### Text extract
Open innovation works in the public sector, say federal CTOs

In his last day in office, federal CTO Aneesh Chopra released an open innovation toolkit.

President Barack Obama named Aneesh Chopra as the nation’s first chief technology officer in April 2009. In the nearly three years since, he was a tireless, passionate advocate for applying technology to make government and society work better. If you’re not familiar with the work of the nation’s first CTO, make sure to read Nancy Scola’s extended “exit interview” with Aneesh Chopra at the Atlantic. where he was clear about his role: “As an advisor to the president, I have three main responsibilities,” he said: “To make sure he has the best information to make the right policy calls for the country, which is a question of my judgment.”

On his last day at the White House, Chopra released an “open innovator’s toolkit” that highlights twenty different case studies in how he, his staff and his fellow chief technology officers at federal agencies have been trying to stimulate innovation in government.

Chopra announced the toolkit last week at a forum on open innovation at the Center for American Progress in Washington. The forum was moderated by former Virginia congressman Tom Perriello, who currently serves as counselor for policy to the Center for American Progress and featured Todd Park, U.S. Department of Health and Human Services CTO, Peter Levin, senior advisor to the Veterans Affair Secretary and U.S. Department of Veterans Affairs CTO, and Chris Vein, deputy U.S. CTO for government innovation at the White House Office of Science and Technology Policy. Video of the event is embedded below:

An open innovator’s toolkit

“Today, we are unveiling 20 specific techniques that are in of themselves interesting and useful — but they speak to this broader movement of how we are shifting, in many ways, or expanding upon the traditional policy levers of government,” said Chopra in his remarks on Wednesday. In the interview with the Atlantic and in last week’s forum, Chopra laid out four pillars in the administration’s approach to open innovation:

  • Moving beyond providing public sector data by request to publishing machine-readable open data by default
  • Engaging with the public not simply as a regulator but as “impatient convener”

### What is asked
Please update the stretch of the open innovation text from "On his last" through "innovation in government.", putting "success stories" in place of "case studies". These items were drawn from a separate source.

Extracted records:
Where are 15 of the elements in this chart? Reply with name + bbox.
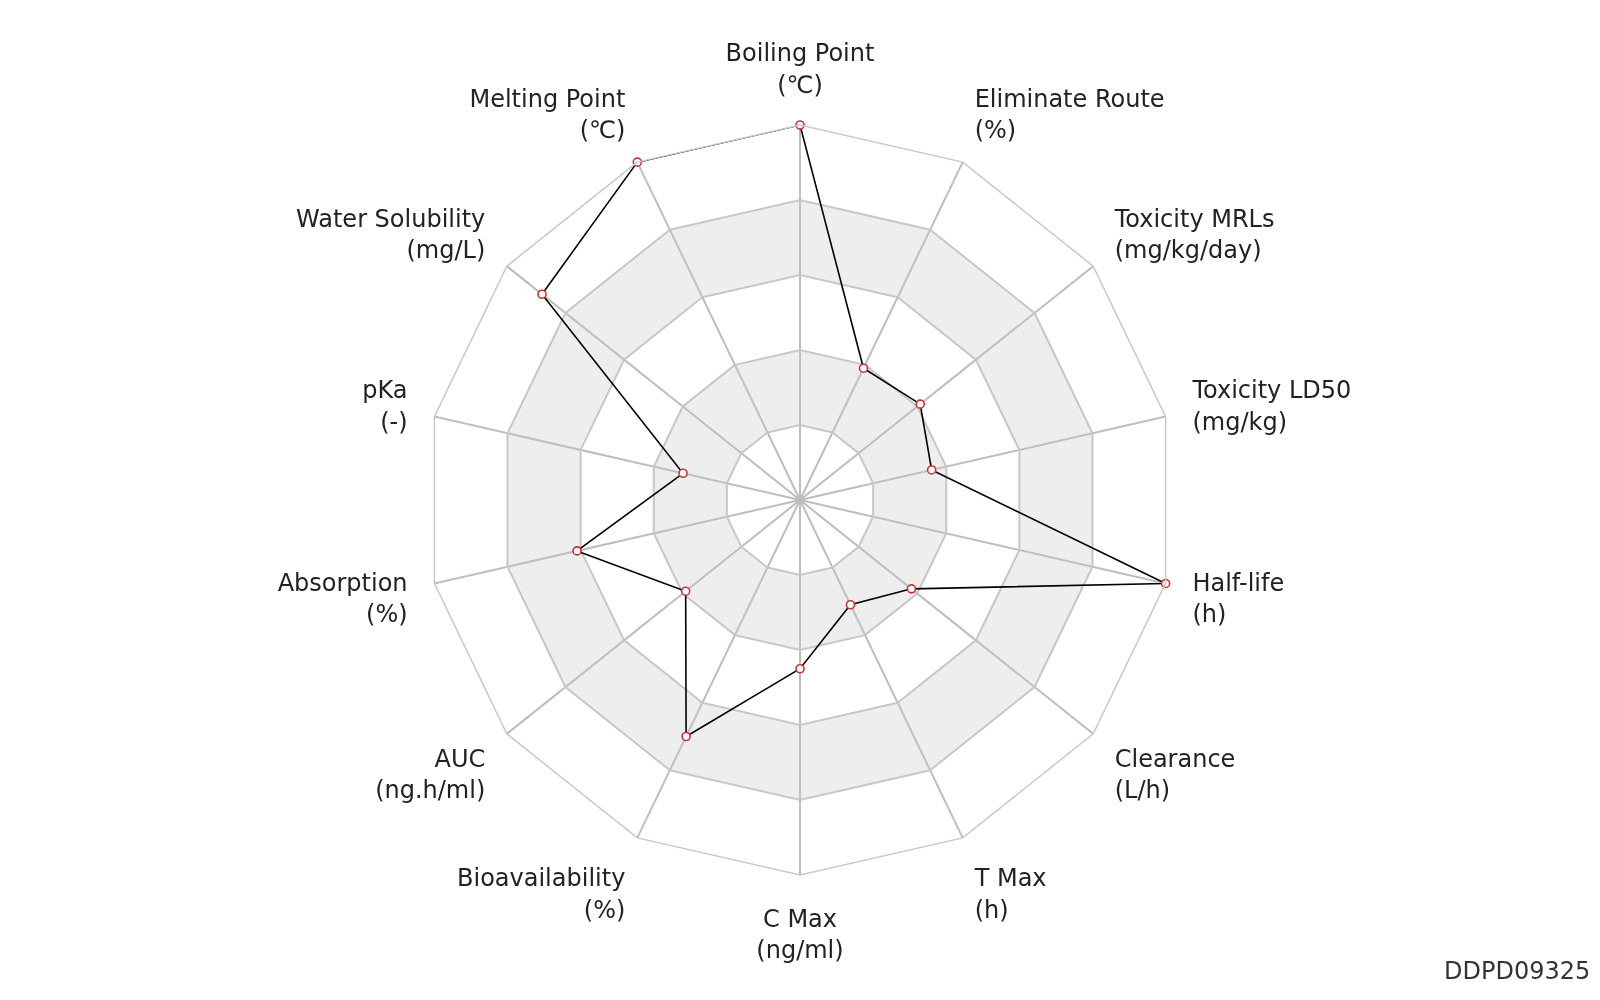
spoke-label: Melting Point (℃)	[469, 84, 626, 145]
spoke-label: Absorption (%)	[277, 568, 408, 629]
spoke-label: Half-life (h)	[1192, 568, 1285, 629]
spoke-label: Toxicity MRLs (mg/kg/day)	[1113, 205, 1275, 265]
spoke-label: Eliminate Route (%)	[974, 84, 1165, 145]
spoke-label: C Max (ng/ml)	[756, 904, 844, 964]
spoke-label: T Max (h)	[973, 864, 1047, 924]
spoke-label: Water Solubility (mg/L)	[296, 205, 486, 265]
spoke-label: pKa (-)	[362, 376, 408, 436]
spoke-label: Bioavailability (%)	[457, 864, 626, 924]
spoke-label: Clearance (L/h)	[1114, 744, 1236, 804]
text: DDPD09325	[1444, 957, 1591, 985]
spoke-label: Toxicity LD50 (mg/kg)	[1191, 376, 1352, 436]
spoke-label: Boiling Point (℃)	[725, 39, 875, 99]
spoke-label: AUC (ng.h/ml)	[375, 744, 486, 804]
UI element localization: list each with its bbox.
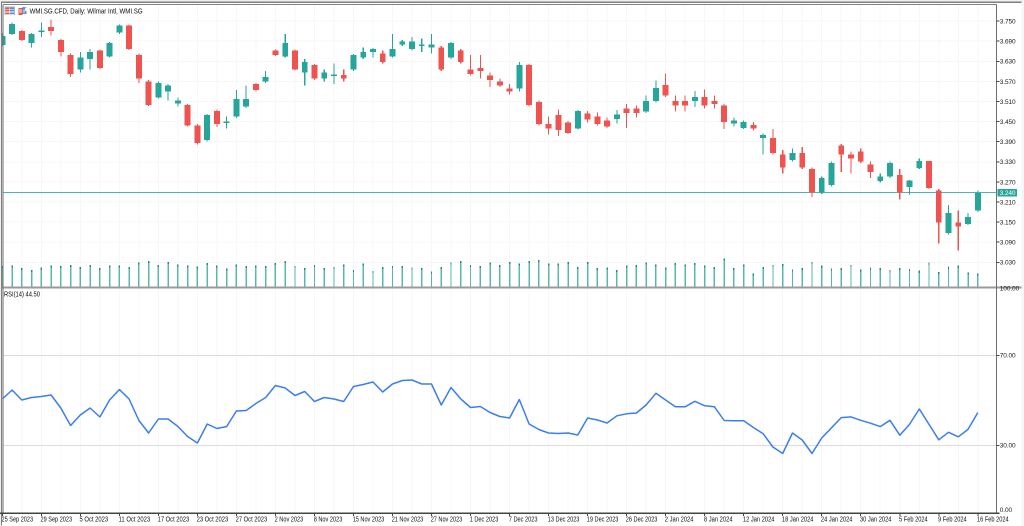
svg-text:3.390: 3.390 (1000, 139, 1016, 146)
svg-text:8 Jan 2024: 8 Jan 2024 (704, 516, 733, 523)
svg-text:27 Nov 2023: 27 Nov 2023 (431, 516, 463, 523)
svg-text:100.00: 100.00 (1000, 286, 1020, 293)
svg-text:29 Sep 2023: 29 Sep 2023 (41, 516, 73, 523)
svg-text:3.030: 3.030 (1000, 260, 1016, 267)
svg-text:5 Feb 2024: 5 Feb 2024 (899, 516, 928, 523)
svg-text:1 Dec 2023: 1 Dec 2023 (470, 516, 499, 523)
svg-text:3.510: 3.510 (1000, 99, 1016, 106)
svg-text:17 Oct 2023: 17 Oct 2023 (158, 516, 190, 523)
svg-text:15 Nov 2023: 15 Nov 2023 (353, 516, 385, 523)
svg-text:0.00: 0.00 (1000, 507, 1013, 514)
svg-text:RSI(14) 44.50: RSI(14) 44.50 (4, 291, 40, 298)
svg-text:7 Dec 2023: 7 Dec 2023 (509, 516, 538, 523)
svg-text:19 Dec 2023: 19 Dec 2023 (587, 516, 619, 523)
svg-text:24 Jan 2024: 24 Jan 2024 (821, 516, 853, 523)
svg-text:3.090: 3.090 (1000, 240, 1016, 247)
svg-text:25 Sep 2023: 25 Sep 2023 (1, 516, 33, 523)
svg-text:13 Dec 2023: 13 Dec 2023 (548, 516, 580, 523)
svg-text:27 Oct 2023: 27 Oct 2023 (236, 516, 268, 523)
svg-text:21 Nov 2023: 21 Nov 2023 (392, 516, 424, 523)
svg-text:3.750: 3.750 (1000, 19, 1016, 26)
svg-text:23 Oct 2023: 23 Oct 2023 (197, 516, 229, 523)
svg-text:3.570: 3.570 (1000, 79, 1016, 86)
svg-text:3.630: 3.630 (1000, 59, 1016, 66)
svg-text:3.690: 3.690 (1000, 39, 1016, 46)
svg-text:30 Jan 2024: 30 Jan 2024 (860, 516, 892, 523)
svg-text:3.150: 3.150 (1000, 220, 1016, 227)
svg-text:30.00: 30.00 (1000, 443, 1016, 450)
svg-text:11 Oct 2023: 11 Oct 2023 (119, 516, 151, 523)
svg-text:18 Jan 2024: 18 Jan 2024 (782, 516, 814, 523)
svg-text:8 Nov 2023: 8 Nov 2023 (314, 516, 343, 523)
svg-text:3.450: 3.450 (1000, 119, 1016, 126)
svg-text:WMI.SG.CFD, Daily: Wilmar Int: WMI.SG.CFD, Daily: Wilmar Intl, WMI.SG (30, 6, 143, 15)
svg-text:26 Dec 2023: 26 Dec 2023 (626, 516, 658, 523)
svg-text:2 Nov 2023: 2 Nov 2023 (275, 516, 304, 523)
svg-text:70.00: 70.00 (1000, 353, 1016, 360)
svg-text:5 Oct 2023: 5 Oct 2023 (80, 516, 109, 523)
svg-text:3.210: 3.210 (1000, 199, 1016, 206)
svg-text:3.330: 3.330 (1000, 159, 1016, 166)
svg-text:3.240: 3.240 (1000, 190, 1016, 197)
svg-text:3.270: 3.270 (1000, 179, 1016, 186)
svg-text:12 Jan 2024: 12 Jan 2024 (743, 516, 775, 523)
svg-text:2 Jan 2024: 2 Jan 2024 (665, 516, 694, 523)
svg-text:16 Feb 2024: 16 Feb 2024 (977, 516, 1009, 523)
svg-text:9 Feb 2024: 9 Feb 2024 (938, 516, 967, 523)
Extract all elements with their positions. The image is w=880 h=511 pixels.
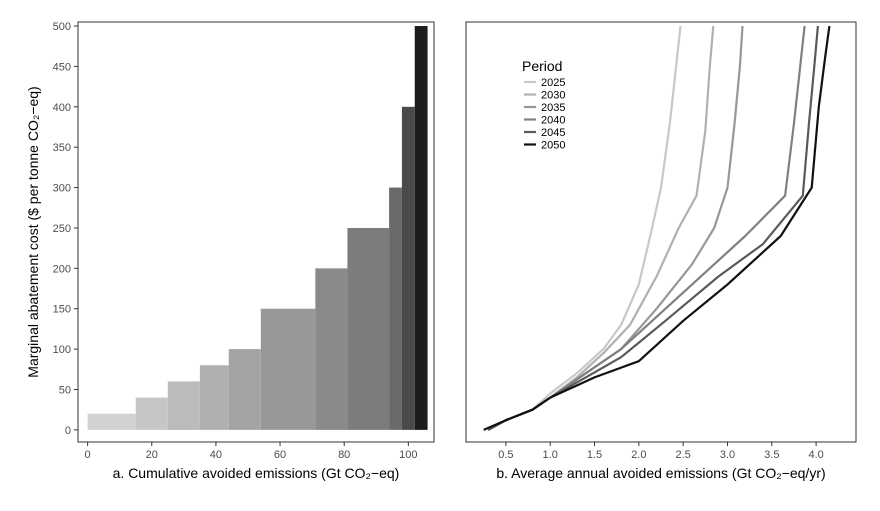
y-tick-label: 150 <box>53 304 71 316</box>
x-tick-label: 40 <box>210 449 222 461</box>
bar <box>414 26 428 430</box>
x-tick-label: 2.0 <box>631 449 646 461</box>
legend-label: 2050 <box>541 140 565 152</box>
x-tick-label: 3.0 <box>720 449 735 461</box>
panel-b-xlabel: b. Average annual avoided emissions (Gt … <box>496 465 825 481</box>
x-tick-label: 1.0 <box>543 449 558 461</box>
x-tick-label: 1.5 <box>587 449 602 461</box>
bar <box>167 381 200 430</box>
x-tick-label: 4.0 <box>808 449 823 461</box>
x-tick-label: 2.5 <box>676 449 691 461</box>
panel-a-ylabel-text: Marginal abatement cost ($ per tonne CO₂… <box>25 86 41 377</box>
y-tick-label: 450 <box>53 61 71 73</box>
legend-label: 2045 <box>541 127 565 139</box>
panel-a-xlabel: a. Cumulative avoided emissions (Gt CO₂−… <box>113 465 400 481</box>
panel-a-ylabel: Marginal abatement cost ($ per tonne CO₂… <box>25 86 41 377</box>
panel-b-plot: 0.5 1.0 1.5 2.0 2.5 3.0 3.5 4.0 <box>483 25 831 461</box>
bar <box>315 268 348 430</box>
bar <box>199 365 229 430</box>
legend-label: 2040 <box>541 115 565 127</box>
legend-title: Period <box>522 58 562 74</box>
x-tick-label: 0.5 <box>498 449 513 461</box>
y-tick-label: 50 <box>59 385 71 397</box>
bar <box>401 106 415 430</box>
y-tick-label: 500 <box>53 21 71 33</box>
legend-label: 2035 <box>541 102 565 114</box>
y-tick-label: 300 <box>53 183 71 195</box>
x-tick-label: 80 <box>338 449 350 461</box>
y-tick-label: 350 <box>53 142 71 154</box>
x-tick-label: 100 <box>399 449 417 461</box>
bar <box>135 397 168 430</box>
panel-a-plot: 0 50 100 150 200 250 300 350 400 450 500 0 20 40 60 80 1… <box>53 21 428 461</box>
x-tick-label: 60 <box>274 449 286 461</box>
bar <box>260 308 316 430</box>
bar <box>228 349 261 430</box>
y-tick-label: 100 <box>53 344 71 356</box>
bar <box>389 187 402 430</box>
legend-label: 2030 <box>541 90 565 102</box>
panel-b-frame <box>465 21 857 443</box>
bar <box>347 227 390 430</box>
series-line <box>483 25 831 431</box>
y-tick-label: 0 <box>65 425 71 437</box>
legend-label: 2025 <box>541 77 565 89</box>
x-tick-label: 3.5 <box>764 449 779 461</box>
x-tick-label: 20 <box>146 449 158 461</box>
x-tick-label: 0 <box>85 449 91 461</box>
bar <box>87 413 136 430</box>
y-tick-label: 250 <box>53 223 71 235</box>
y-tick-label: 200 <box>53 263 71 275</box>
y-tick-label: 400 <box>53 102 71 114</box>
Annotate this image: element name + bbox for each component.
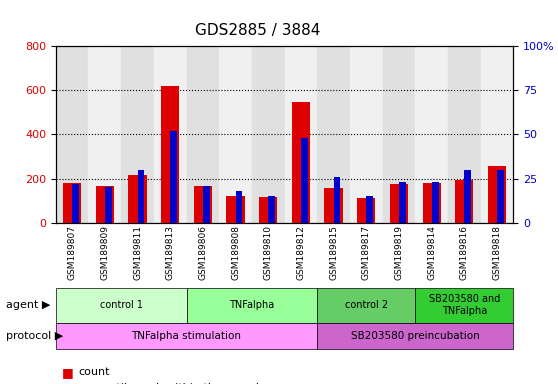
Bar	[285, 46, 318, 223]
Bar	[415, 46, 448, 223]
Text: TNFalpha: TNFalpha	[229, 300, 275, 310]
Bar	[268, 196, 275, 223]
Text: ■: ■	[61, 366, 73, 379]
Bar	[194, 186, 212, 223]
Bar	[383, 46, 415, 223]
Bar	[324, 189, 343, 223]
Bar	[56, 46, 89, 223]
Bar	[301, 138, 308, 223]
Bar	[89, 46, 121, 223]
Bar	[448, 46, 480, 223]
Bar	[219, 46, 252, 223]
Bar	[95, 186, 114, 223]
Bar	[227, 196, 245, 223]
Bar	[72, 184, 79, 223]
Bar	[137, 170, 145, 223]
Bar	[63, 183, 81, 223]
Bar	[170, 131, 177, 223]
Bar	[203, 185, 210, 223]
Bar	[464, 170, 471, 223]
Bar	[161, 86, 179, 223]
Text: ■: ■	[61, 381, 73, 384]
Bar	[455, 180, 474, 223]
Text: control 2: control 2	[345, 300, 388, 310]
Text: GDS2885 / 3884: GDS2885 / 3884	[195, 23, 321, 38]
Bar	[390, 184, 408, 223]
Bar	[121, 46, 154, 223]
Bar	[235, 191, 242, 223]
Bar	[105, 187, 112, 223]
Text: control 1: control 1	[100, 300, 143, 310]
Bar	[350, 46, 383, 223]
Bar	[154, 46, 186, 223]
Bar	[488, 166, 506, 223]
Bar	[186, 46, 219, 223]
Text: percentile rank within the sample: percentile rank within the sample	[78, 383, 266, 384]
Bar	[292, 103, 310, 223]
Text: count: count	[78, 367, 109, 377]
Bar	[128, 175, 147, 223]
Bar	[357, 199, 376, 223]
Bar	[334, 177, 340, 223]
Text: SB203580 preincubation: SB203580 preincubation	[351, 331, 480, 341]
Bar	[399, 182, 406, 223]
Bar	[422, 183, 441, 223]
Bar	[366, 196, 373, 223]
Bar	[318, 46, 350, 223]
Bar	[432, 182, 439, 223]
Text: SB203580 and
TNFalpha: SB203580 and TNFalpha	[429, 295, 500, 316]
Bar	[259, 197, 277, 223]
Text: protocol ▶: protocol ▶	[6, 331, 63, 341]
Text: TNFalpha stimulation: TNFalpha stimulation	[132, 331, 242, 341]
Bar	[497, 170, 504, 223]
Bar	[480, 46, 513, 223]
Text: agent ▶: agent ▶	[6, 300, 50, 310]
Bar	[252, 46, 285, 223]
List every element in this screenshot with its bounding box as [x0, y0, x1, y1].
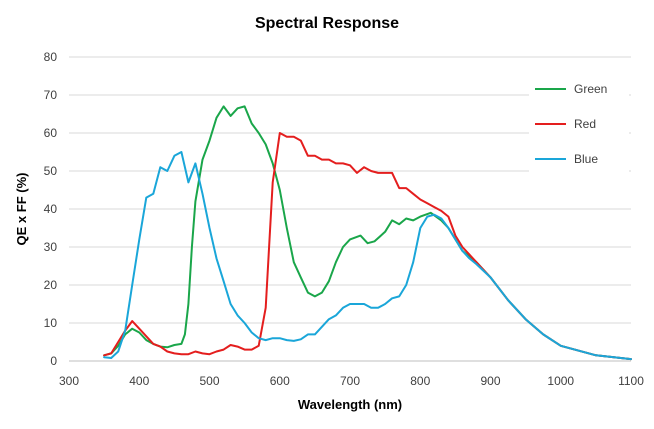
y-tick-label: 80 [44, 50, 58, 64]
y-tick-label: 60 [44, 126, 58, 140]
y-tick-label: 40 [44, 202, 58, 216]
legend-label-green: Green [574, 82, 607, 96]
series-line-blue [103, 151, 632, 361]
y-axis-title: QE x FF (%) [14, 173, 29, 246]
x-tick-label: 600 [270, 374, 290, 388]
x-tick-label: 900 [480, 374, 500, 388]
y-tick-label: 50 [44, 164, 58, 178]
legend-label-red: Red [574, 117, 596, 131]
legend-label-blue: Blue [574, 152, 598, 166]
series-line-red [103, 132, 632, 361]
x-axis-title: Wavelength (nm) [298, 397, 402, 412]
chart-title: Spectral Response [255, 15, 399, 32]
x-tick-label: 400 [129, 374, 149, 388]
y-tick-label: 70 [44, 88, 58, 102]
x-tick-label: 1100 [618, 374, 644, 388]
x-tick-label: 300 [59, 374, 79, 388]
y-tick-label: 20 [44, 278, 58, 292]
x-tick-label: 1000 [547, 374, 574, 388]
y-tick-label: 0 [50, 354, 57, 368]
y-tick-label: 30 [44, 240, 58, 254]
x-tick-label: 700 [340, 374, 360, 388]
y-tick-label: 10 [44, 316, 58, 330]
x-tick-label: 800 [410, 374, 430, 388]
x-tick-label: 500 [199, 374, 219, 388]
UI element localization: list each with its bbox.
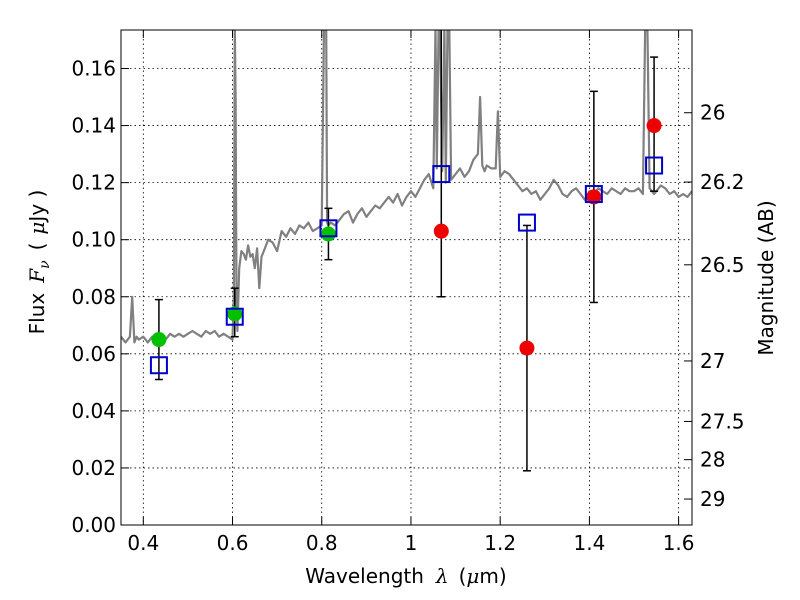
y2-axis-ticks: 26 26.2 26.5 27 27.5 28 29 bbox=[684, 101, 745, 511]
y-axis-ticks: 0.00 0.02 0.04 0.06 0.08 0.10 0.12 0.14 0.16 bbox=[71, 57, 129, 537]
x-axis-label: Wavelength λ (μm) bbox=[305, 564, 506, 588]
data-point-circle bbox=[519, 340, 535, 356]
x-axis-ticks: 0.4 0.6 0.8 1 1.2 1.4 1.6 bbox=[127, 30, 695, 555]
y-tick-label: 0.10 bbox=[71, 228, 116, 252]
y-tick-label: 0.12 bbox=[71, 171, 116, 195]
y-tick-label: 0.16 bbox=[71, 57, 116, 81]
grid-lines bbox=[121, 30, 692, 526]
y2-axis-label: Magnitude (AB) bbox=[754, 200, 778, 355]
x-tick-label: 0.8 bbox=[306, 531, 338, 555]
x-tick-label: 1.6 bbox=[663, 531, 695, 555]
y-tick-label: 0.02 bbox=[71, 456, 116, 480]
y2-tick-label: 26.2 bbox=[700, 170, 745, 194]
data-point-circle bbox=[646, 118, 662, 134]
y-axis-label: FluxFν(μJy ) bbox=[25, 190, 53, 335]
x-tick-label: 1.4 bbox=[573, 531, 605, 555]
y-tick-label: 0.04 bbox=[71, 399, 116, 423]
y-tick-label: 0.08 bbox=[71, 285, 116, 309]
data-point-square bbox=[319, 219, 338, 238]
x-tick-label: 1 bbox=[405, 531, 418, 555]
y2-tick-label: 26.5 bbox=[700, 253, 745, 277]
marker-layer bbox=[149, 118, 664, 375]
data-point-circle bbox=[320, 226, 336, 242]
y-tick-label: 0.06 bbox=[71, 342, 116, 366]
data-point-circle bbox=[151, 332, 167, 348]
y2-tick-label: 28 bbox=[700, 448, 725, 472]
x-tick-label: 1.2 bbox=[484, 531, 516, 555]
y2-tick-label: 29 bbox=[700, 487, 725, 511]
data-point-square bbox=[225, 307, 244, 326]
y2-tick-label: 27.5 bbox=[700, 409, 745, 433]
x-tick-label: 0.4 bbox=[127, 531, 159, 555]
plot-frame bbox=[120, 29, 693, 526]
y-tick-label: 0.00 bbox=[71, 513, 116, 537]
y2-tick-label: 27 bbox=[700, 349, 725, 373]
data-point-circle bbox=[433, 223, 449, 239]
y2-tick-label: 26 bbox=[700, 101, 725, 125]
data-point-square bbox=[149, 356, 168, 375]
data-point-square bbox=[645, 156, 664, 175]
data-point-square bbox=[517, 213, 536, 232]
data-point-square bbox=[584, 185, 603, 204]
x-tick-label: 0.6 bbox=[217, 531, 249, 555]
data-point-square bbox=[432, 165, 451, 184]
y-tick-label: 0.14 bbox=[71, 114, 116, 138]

### Exercise solution
On his last day at the White House, Chopra released an “open innovator’s toolkit” that highlights twenty different success stories in how he, his staff and his fellow chief technology officers at federal agencies have been trying to stimulate innovation in government.